→ **Given problem**: Gather up the lines with the word "əvvəli" in them.
-- BEGIN Task data --
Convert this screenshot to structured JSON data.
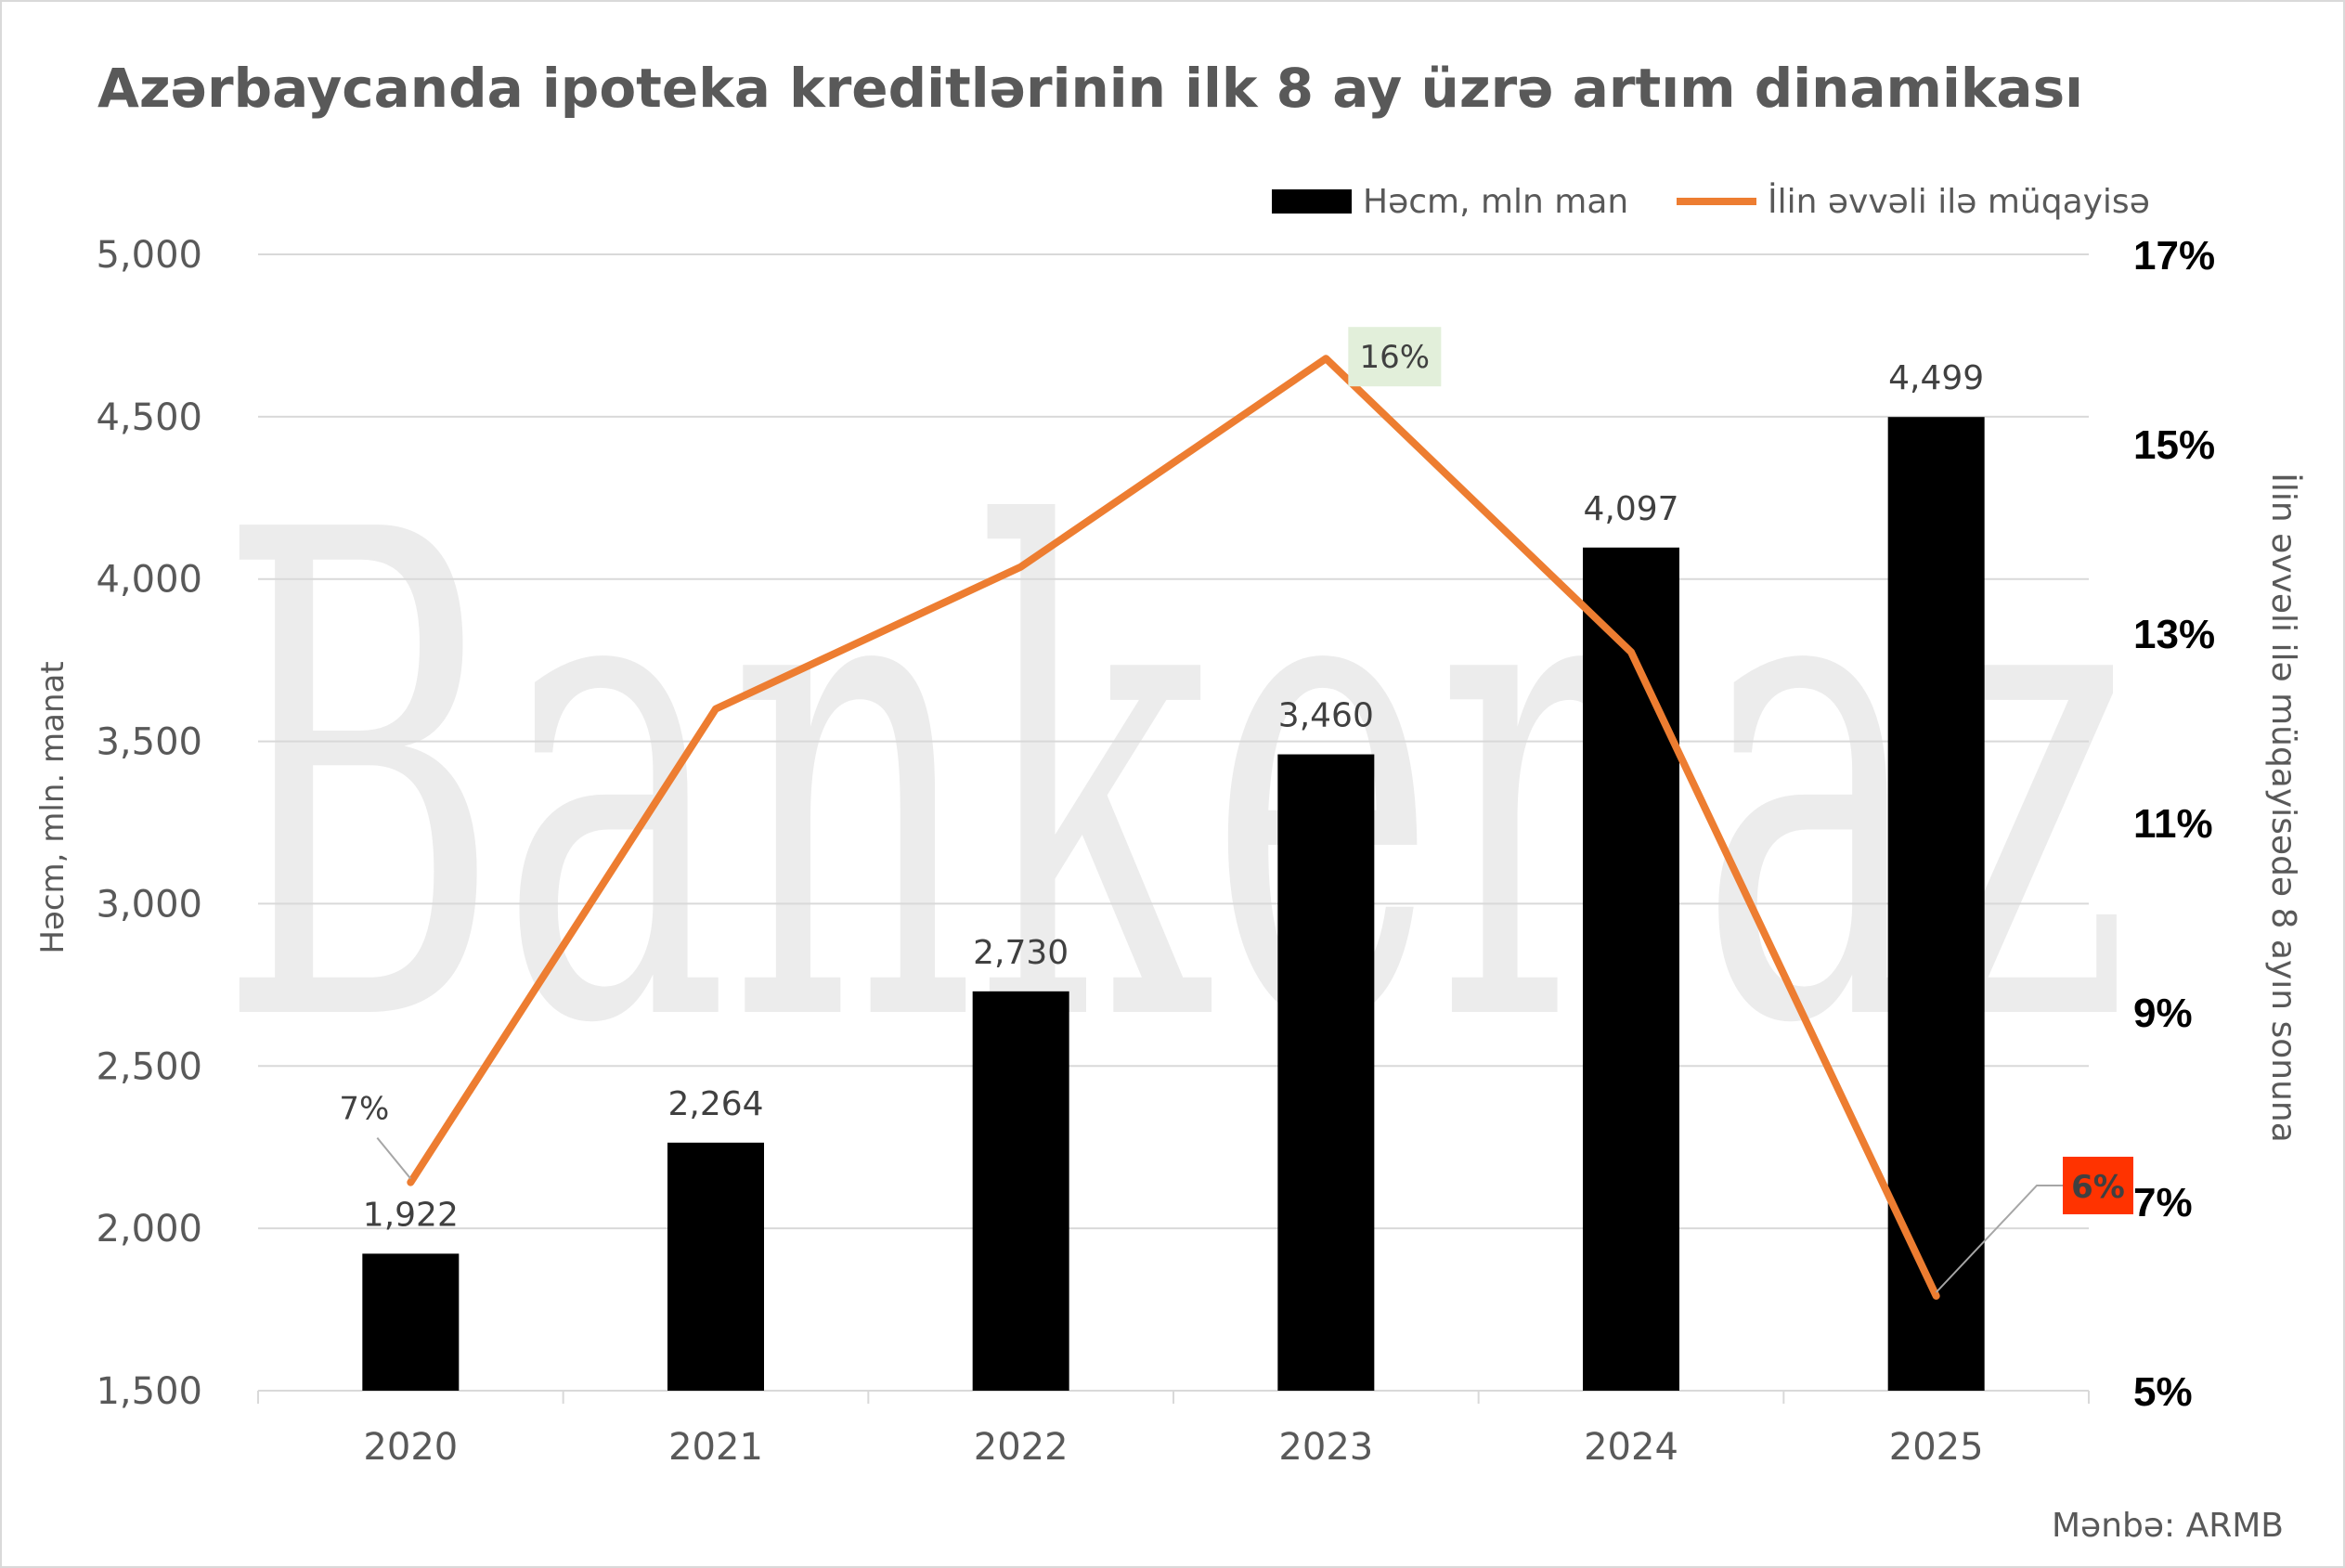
{
  "chart_data": {
    "type": "bar",
    "title": "Azərbaycanda ipoteka kreditlərinin ilk 8 ay üzrə artım dinamikası",
    "categories": [
      "2020",
      "2021",
      "2022",
      "2023",
      "2024",
      "2025"
    ],
    "series": [
      {
        "name": "Həcm, mln man",
        "type": "bar",
        "axis": "left",
        "color": "#000000",
        "values": [
          1922,
          2264,
          2730,
          3460,
          4097,
          4499
        ],
        "labels": [
          "1,922",
          "2,264",
          "2,730",
          "3,460",
          "4,097",
          "4,499"
        ]
      },
      {
        "name": "İlin əvvəli ilə müqayisə",
        "type": "line",
        "axis": "right",
        "color": "#ED7D31",
        "values": [
          7.2,
          12.2,
          13.7,
          15.9,
          12.8,
          6.0
        ],
        "labels": [
          "7%",
          "",
          "",
          "16%",
          "",
          "6%"
        ]
      }
    ],
    "ylabel": "Həcm, mln. manat",
    "ylim": [
      1500,
      5000
    ],
    "yticks": [
      "1,500",
      "2,000",
      "2,500",
      "3,000",
      "3,500",
      "4,000",
      "4,500",
      "5,000"
    ],
    "y2label": "İlin əvvəli ilə müqayisədə 8 ayın sonuna",
    "y2lim": [
      5,
      17
    ],
    "y2ticks": [
      "5%",
      "7%",
      "9%",
      "11%",
      "13%",
      "15%",
      "17%"
    ],
    "grid": true,
    "legend": "top-right",
    "source": "Mənbə: ARMB",
    "watermark": "Banker.az",
    "label_colors": {
      "peak_label_bg": "#E2EFDA",
      "last_label_bg": "#FF3300"
    }
  }
}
-- END Task data --
→ **Written response**:
        "name": "İlin əvvəli ilə müqayisə",
    "y2label": "İlin əvvəli ilə müqayisədə 8 ayın sonuna",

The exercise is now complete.